Transcribe the material in full. Nothing should differ except that the pictures are left out.

- - - - - - -

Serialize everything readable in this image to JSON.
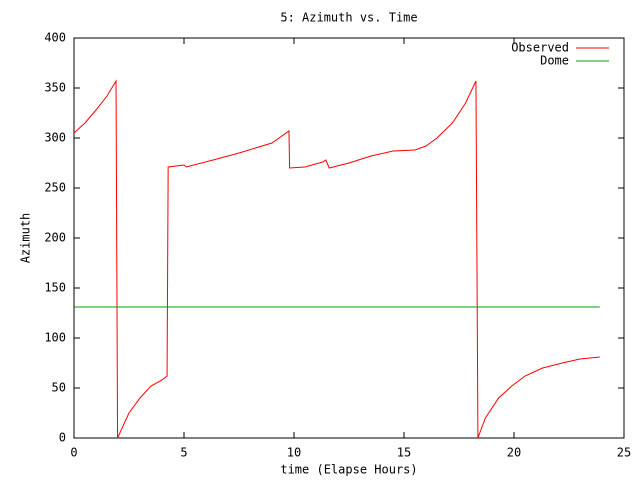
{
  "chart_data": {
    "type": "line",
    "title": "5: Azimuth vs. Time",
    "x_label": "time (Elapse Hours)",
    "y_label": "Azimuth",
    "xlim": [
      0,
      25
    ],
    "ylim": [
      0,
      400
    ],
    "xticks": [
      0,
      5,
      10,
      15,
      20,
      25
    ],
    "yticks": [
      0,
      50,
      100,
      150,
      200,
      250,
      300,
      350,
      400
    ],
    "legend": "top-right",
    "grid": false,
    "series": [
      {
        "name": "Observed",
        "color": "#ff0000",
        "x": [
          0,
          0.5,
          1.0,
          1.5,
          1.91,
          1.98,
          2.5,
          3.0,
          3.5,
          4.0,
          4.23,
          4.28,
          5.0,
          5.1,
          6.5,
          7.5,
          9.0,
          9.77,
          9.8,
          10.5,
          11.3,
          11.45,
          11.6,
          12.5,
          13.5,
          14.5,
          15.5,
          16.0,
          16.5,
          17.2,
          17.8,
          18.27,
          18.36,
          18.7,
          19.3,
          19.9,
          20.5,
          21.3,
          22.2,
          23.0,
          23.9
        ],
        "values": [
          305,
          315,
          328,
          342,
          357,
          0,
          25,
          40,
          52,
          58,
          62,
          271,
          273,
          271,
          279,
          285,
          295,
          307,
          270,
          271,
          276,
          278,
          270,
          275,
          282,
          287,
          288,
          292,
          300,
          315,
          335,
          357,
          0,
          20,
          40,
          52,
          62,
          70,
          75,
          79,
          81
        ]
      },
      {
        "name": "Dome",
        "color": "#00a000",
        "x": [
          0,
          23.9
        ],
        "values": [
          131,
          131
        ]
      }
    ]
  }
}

- - - - - - -

*WRITTEN RESPONSE*
Serialize everything readable in this image to JSON.
{
  "chart_data": {
    "type": "line",
    "title": "5: Azimuth vs. Time",
    "x_label": "time (Elapse Hours)",
    "y_label": "Azimuth",
    "xlim": [
      0,
      25
    ],
    "ylim": [
      0,
      400
    ],
    "xticks": [
      0,
      5,
      10,
      15,
      20,
      25
    ],
    "yticks": [
      0,
      50,
      100,
      150,
      200,
      250,
      300,
      350,
      400
    ],
    "legend": "top-right",
    "grid": false,
    "series": [
      {
        "name": "Observed",
        "color": "#ff0000",
        "x": [
          0,
          0.5,
          1.0,
          1.5,
          1.91,
          1.98,
          2.5,
          3.0,
          3.5,
          4.0,
          4.23,
          4.28,
          5.0,
          5.1,
          6.5,
          7.5,
          9.0,
          9.77,
          9.8,
          10.5,
          11.3,
          11.45,
          11.6,
          12.5,
          13.5,
          14.5,
          15.5,
          16.0,
          16.5,
          17.2,
          17.8,
          18.27,
          18.36,
          18.7,
          19.3,
          19.9,
          20.5,
          21.3,
          22.2,
          23.0,
          23.9
        ],
        "values": [
          305,
          315,
          328,
          342,
          357,
          0,
          25,
          40,
          52,
          58,
          62,
          271,
          273,
          271,
          279,
          285,
          295,
          307,
          270,
          271,
          276,
          278,
          270,
          275,
          282,
          287,
          288,
          292,
          300,
          315,
          335,
          357,
          0,
          20,
          40,
          52,
          62,
          70,
          75,
          79,
          81
        ]
      },
      {
        "name": "Dome",
        "color": "#00a000",
        "x": [
          0,
          23.9
        ],
        "values": [
          131,
          131
        ]
      }
    ]
  }
}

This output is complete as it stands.